Instructions for the task
Go through the material and write it all out exactly, minus the pictures.

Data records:

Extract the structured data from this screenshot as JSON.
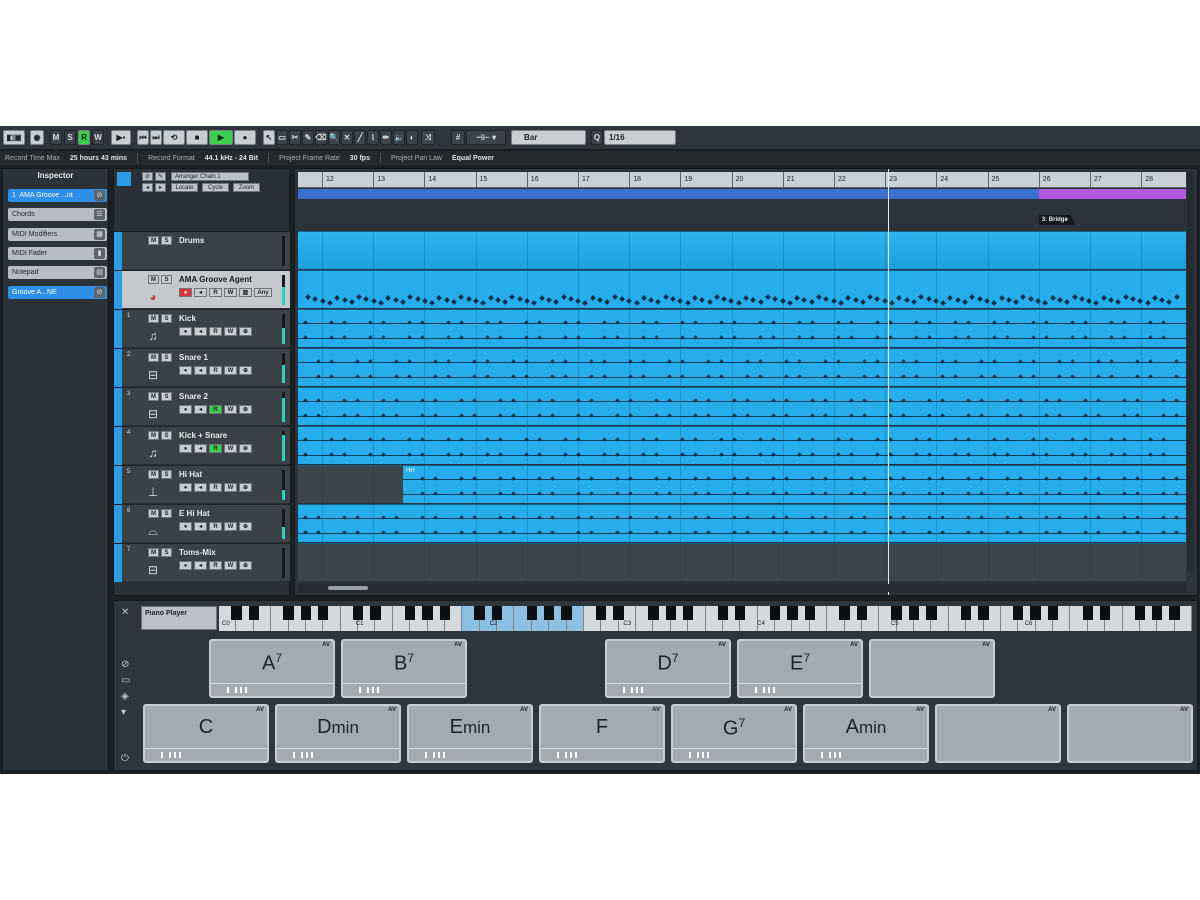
{
  "toolbar": {
    "m": "M",
    "s": "S",
    "r": "R",
    "w": "W",
    "snap_type": "Bar",
    "quantize": "1/16"
  },
  "status": {
    "record_time_label": "Record Time Max",
    "record_time_value": "25 hours 43 mins",
    "record_format_label": "Record Format",
    "record_format_value": "44.1 kHz - 24 Bit",
    "frame_rate_label": "Project Frame Rate",
    "frame_rate_value": "30 fps",
    "pan_law_label": "Project Pan Law",
    "pan_law_value": "Equal Power"
  },
  "inspector": {
    "title": "Inspector",
    "track_num": "1",
    "track_name": "AMA Groove ...nt",
    "rows": [
      "Chords",
      "MIDI Modifiers",
      "MIDI Fader",
      "Notepad"
    ],
    "groove": "Groove A...NE"
  },
  "tracklist": {
    "arranger_chain": "Arranger Chain 1",
    "locate": "Locate",
    "cycle": "Cycle",
    "zoom": "Zoom",
    "any": "Any",
    "tracks": [
      {
        "name": "Drums"
      },
      {
        "name": "AMA Groove Agent"
      },
      {
        "name": "Kick",
        "num": "1"
      },
      {
        "name": "Snare 1",
        "num": "2"
      },
      {
        "name": "Snare 2",
        "num": "3"
      },
      {
        "name": "Kick + Snare",
        "num": "4"
      },
      {
        "name": "Hi Hat",
        "num": "5"
      },
      {
        "name": "E Hi Hat",
        "num": "6"
      },
      {
        "name": "Toms-Mix",
        "num": "7"
      }
    ]
  },
  "ruler": {
    "bars": [
      "12",
      "13",
      "14",
      "15",
      "16",
      "17",
      "18",
      "19",
      "20",
      "21",
      "22",
      "23",
      "24",
      "25",
      "26",
      "27",
      "28"
    ]
  },
  "arranger": {
    "bridge_label": "3: Bridge",
    "hh_label": "HH"
  },
  "chordpads": {
    "player": "Piano Player",
    "octaves": [
      "C0",
      "C1",
      "C2",
      "C3",
      "C4",
      "C5",
      "C6"
    ],
    "av": "AV",
    "top_row": [
      {
        "root": "A",
        "ext": "7"
      },
      {
        "root": "B",
        "ext": "7"
      },
      null,
      {
        "root": "D",
        "ext": "7"
      },
      {
        "root": "E",
        "ext": "7"
      },
      {
        "root": "",
        "ext": ""
      }
    ],
    "bottom_row": [
      {
        "root": "C",
        "ext": ""
      },
      {
        "root": "D",
        "ext": "min"
      },
      {
        "root": "E",
        "ext": "min"
      },
      {
        "root": "F",
        "ext": ""
      },
      {
        "root": "G",
        "ext": "7"
      },
      {
        "root": "A",
        "ext": "min"
      },
      {
        "root": "",
        "ext": ""
      },
      {
        "root": "",
        "ext": ""
      }
    ]
  },
  "colors": {
    "accent": "#2b9be8",
    "lane": "#26adec",
    "bridge": "#b35ae0",
    "play": "#3ccf4e"
  }
}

Reply
Extract the structured data from this screenshot as JSON.
{
  "toolbar": {
    "m": "M",
    "s": "S",
    "r": "R",
    "w": "W",
    "snap_type": "Bar",
    "quantize": "1/16"
  },
  "status": {
    "record_time_label": "Record Time Max",
    "record_time_value": "25 hours 43 mins",
    "record_format_label": "Record Format",
    "record_format_value": "44.1 kHz - 24 Bit",
    "frame_rate_label": "Project Frame Rate",
    "frame_rate_value": "30 fps",
    "pan_law_label": "Project Pan Law",
    "pan_law_value": "Equal Power"
  },
  "inspector": {
    "title": "Inspector",
    "track_num": "1",
    "track_name": "AMA Groove ...nt",
    "rows": [
      "Chords",
      "MIDI Modifiers",
      "MIDI Fader",
      "Notepad"
    ],
    "groove": "Groove A...NE"
  },
  "tracklist": {
    "arranger_chain": "Arranger Chain 1",
    "locate": "Locate",
    "cycle": "Cycle",
    "zoom": "Zoom",
    "any": "Any",
    "tracks": [
      {
        "name": "Drums"
      },
      {
        "name": "AMA Groove Agent"
      },
      {
        "name": "Kick",
        "num": "1"
      },
      {
        "name": "Snare 1",
        "num": "2"
      },
      {
        "name": "Snare 2",
        "num": "3"
      },
      {
        "name": "Kick + Snare",
        "num": "4"
      },
      {
        "name": "Hi Hat",
        "num": "5"
      },
      {
        "name": "E Hi Hat",
        "num": "6"
      },
      {
        "name": "Toms-Mix",
        "num": "7"
      }
    ]
  },
  "ruler": {
    "bars": [
      "12",
      "13",
      "14",
      "15",
      "16",
      "17",
      "18",
      "19",
      "20",
      "21",
      "22",
      "23",
      "24",
      "25",
      "26",
      "27",
      "28"
    ]
  },
  "arranger": {
    "bridge_label": "3: Bridge",
    "hh_label": "HH"
  },
  "chordpads": {
    "player": "Piano Player",
    "octaves": [
      "C0",
      "C1",
      "C2",
      "C3",
      "C4",
      "C5",
      "C6"
    ],
    "av": "AV",
    "top_row": [
      {
        "root": "A",
        "ext": "7"
      },
      {
        "root": "B",
        "ext": "7"
      },
      null,
      {
        "root": "D",
        "ext": "7"
      },
      {
        "root": "E",
        "ext": "7"
      },
      {
        "root": "",
        "ext": ""
      }
    ],
    "bottom_row": [
      {
        "root": "C",
        "ext": ""
      },
      {
        "root": "D",
        "ext": "min"
      },
      {
        "root": "E",
        "ext": "min"
      },
      {
        "root": "F",
        "ext": ""
      },
      {
        "root": "G",
        "ext": "7"
      },
      {
        "root": "A",
        "ext": "min"
      },
      {
        "root": "",
        "ext": ""
      },
      {
        "root": "",
        "ext": ""
      }
    ]
  },
  "colors": {
    "accent": "#2b9be8",
    "lane": "#26adec",
    "bridge": "#b35ae0",
    "play": "#3ccf4e"
  }
}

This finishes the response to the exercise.